▶ TASK: Extract the listing in its entirety, keeping each line identical to the original.

▶ SOURCE DATA:
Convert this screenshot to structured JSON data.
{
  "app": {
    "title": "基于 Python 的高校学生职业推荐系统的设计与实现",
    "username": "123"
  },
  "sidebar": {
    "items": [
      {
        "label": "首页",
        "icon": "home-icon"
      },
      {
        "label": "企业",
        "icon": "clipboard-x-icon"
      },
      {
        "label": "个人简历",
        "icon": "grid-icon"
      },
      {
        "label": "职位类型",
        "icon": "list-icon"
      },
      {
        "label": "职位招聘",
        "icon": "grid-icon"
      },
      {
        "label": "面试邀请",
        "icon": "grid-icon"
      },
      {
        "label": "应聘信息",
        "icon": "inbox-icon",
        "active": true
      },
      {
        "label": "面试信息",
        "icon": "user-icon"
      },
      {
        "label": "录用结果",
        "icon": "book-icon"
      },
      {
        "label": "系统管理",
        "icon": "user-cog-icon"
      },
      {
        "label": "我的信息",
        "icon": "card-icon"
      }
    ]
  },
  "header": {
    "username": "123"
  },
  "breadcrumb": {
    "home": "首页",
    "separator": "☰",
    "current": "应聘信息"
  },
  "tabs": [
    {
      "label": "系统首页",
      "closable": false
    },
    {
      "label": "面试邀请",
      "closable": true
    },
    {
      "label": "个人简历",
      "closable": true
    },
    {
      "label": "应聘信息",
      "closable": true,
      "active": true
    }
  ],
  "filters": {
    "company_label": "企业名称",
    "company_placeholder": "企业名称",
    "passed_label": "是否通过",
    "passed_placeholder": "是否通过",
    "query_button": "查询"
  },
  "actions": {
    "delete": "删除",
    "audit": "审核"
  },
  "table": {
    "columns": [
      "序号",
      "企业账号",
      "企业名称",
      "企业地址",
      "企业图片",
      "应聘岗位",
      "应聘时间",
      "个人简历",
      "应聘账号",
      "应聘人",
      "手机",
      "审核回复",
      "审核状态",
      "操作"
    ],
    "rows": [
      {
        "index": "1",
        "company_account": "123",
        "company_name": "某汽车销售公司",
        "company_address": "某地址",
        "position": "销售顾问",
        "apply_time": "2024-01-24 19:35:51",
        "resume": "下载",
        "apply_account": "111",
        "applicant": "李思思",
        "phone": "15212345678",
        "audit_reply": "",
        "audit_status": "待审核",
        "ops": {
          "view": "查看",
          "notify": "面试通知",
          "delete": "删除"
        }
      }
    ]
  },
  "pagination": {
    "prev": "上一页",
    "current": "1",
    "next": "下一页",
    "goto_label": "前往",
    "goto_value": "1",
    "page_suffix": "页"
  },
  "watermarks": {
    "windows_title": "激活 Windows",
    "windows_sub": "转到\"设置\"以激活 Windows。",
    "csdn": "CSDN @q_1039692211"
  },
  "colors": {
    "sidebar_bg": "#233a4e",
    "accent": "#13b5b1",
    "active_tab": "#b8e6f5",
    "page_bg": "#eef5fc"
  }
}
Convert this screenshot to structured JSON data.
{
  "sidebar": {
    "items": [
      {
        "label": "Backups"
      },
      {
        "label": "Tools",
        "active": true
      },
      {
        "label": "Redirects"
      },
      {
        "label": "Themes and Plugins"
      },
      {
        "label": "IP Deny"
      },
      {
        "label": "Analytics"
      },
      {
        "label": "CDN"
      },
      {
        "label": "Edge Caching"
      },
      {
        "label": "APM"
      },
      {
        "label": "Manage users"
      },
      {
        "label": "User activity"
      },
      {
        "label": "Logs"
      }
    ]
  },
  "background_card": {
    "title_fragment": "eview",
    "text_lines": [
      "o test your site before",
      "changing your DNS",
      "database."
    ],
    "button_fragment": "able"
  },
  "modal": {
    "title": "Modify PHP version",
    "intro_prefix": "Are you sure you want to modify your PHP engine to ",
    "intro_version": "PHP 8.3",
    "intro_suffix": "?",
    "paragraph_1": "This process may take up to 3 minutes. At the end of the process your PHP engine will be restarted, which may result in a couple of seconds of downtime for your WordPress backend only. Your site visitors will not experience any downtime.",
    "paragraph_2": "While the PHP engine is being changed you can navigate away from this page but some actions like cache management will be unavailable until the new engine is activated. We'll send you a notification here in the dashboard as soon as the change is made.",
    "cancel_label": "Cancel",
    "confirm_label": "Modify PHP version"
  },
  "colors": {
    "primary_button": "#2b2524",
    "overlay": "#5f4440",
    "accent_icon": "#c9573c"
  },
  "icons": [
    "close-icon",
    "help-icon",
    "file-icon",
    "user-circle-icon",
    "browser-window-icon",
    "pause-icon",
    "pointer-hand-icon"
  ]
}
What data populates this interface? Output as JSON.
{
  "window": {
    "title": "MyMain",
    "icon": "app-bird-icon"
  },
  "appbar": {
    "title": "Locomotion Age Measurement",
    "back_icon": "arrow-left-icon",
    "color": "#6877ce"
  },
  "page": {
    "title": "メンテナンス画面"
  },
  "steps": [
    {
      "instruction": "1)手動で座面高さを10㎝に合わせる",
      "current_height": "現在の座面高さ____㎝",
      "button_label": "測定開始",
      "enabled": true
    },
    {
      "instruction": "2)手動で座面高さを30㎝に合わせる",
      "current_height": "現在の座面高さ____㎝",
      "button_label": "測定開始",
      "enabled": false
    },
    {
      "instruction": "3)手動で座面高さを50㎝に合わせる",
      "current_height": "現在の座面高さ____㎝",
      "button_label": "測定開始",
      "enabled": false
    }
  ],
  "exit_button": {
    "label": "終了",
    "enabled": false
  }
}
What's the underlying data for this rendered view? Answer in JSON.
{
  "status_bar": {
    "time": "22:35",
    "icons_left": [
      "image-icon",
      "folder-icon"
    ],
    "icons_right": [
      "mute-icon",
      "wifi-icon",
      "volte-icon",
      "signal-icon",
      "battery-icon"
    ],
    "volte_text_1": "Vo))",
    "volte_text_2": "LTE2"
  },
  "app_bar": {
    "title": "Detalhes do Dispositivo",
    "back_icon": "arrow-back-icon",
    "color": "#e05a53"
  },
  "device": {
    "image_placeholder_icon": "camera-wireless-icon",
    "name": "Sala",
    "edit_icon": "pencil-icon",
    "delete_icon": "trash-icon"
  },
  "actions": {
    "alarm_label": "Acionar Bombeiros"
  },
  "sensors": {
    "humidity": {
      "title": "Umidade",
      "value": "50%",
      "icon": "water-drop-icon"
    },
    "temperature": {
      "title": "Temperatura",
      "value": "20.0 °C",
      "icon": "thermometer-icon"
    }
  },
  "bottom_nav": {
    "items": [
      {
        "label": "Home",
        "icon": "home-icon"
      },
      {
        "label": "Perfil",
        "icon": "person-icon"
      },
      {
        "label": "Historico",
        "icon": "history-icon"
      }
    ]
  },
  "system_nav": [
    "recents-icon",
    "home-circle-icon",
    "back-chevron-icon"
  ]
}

▶ FULL RESPONSE:
Convert this screenshot to structured JSON data.
{
  "app": {
    "title": "基于 Python 的高校学生职业推荐系统的设计与实现",
    "username": "123"
  },
  "sidebar": {
    "items": [
      {
        "label": "首页",
        "icon": "home-icon"
      },
      {
        "label": "企业",
        "icon": "clipboard-x-icon"
      },
      {
        "label": "个人简历",
        "icon": "grid-icon"
      },
      {
        "label": "职位类型",
        "icon": "list-icon"
      },
      {
        "label": "职位招聘",
        "icon": "grid-icon"
      },
      {
        "label": "面试邀请",
        "icon": "grid-icon"
      },
      {
        "label": "应聘信息",
        "icon": "inbox-icon",
        "active": true
      },
      {
        "label": "面试信息",
        "icon": "user-icon"
      },
      {
        "label": "录用结果",
        "icon": "book-icon"
      },
      {
        "label": "系统管理",
        "icon": "user-cog-icon"
      },
      {
        "label": "我的信息",
        "icon": "card-icon"
      }
    ]
  },
  "header": {
    "username": "123"
  },
  "breadcrumb": {
    "home": "首页",
    "separator": "☰",
    "current": "应聘信息"
  },
  "tabs": [
    {
      "label": "系统首页",
      "closable": false
    },
    {
      "label": "面试邀请",
      "closable": true
    },
    {
      "label": "个人简历",
      "closable": true
    },
    {
      "label": "应聘信息",
      "closable": true,
      "active": true
    }
  ],
  "filters": {
    "company_label": "企业名称",
    "company_placeholder": "企业名称",
    "passed_label": "是否通过",
    "passed_placeholder": "是否通过",
    "query_button": "查询"
  },
  "actions": {
    "delete": "删除",
    "audit": "审核"
  },
  "table": {
    "columns": [
      "序号",
      "企业账号",
      "企业名称",
      "企业地址",
      "企业图片",
      "应聘岗位",
      "应聘时间",
      "个人简历",
      "应聘账号",
      "应聘人",
      "手机",
      "审核回复",
      "审核状态",
      "操作"
    ],
    "rows": [
      {
        "index": "1",
        "company_account": "123",
        "company_name": "某汽车销售公司",
        "company_address": "某地址",
        "position": "销售顾问",
        "apply_time": "2024-01-24 19:35:51",
        "resume": "下载",
        "apply_account": "111",
        "applicant": "李思思",
        "phone": "15212345678",
        "audit_reply": "",
        "audit_status": "待审核",
        "ops": {
          "view": "查看",
          "notify": "面试通知",
          "delete": "删除"
        }
      }
    ]
  },
  "pagination": {
    "prev": "上一页",
    "current": "1",
    "next": "下一页",
    "goto_label": "前往",
    "goto_value": "1",
    "page_suffix": "页"
  },
  "watermarks": {
    "windows_title": "激活 Windows",
    "windows_sub": "转到\"设置\"以激活 Windows。",
    "csdn": "CSDN @q_1039692211"
  },
  "colors": {
    "sidebar_bg": "#233a4e",
    "accent": "#13b5b1",
    "active_tab": "#b8e6f5",
    "page_bg": "#eef5fc"
  }
}
Convert this screenshot to structured JSON data.
{
  "sidebar": {
    "items": [
      {
        "label": "Backups"
      },
      {
        "label": "Tools",
        "active": true
      },
      {
        "label": "Redirects"
      },
      {
        "label": "Themes and Plugins"
      },
      {
        "label": "IP Deny"
      },
      {
        "label": "Analytics"
      },
      {
        "label": "CDN"
      },
      {
        "label": "Edge Caching"
      },
      {
        "label": "APM"
      },
      {
        "label": "Manage users"
      },
      {
        "label": "User activity"
      },
      {
        "label": "Logs"
      }
    ]
  },
  "background_card": {
    "title_fragment": "eview",
    "text_lines": [
      "o test your site before",
      "changing your DNS",
      "database."
    ],
    "button_fragment": "able"
  },
  "modal": {
    "title": "Modify PHP version",
    "intro_prefix": "Are you sure you want to modify your PHP engine to ",
    "intro_version": "PHP 8.3",
    "intro_suffix": "?",
    "paragraph_1": "This process may take up to 3 minutes. At the end of the process your PHP engine will be restarted, which may result in a couple of seconds of downtime for your WordPress backend only. Your site visitors will not experience any downtime.",
    "paragraph_2": "While the PHP engine is being changed you can navigate away from this page but some actions like cache management will be unavailable until the new engine is activated. We'll send you a notification here in the dashboard as soon as the change is made.",
    "cancel_label": "Cancel",
    "confirm_label": "Modify PHP version"
  },
  "colors": {
    "primary_button": "#2b2524",
    "overlay": "#5f4440",
    "accent_icon": "#c9573c"
  },
  "icons": [
    "close-icon",
    "help-icon",
    "file-icon",
    "user-circle-icon",
    "browser-window-icon",
    "pause-icon",
    "pointer-hand-icon"
  ]
}
What data populates this interface? Output as JSON.
{
  "window": {
    "title": "MyMain",
    "icon": "app-bird-icon"
  },
  "appbar": {
    "title": "Locomotion Age Measurement",
    "back_icon": "arrow-left-icon",
    "color": "#6877ce"
  },
  "page": {
    "title": "メンテナンス画面"
  },
  "steps": [
    {
      "instruction": "1)手動で座面高さを10㎝に合わせる",
      "current_height": "現在の座面高さ____㎝",
      "button_label": "測定開始",
      "enabled": true
    },
    {
      "instruction": "2)手動で座面高さを30㎝に合わせる",
      "current_height": "現在の座面高さ____㎝",
      "button_label": "測定開始",
      "enabled": false
    },
    {
      "instruction": "3)手動で座面高さを50㎝に合わせる",
      "current_height": "現在の座面高さ____㎝",
      "button_label": "測定開始",
      "enabled": false
    }
  ],
  "exit_button": {
    "label": "終了",
    "enabled": false
  }
}
What's the underlying data for this rendered view? Answer in JSON.
{
  "status_bar": {
    "time": "22:35",
    "icons_left": [
      "image-icon",
      "folder-icon"
    ],
    "icons_right": [
      "mute-icon",
      "wifi-icon",
      "volte-icon",
      "signal-icon",
      "battery-icon"
    ],
    "volte_text_1": "Vo))",
    "volte_text_2": "LTE2"
  },
  "app_bar": {
    "title": "Detalhes do Dispositivo",
    "back_icon": "arrow-back-icon",
    "color": "#e05a53"
  },
  "device": {
    "image_placeholder_icon": "camera-wireless-icon",
    "name": "Sala",
    "edit_icon": "pencil-icon",
    "delete_icon": "trash-icon"
  },
  "actions": {
    "alarm_label": "Acionar Bombeiros"
  },
  "sensors": {
    "humidity": {
      "title": "Umidade",
      "value": "50%",
      "icon": "water-drop-icon"
    },
    "temperature": {
      "title": "Temperatura",
      "value": "20.0 °C",
      "icon": "thermometer-icon"
    }
  },
  "bottom_nav": {
    "items": [
      {
        "label": "Home",
        "icon": "home-icon"
      },
      {
        "label": "Perfil",
        "icon": "person-icon"
      },
      {
        "label": "Historico",
        "icon": "history-icon"
      }
    ]
  },
  "system_nav": [
    "recents-icon",
    "home-circle-icon",
    "back-chevron-icon"
  ]
}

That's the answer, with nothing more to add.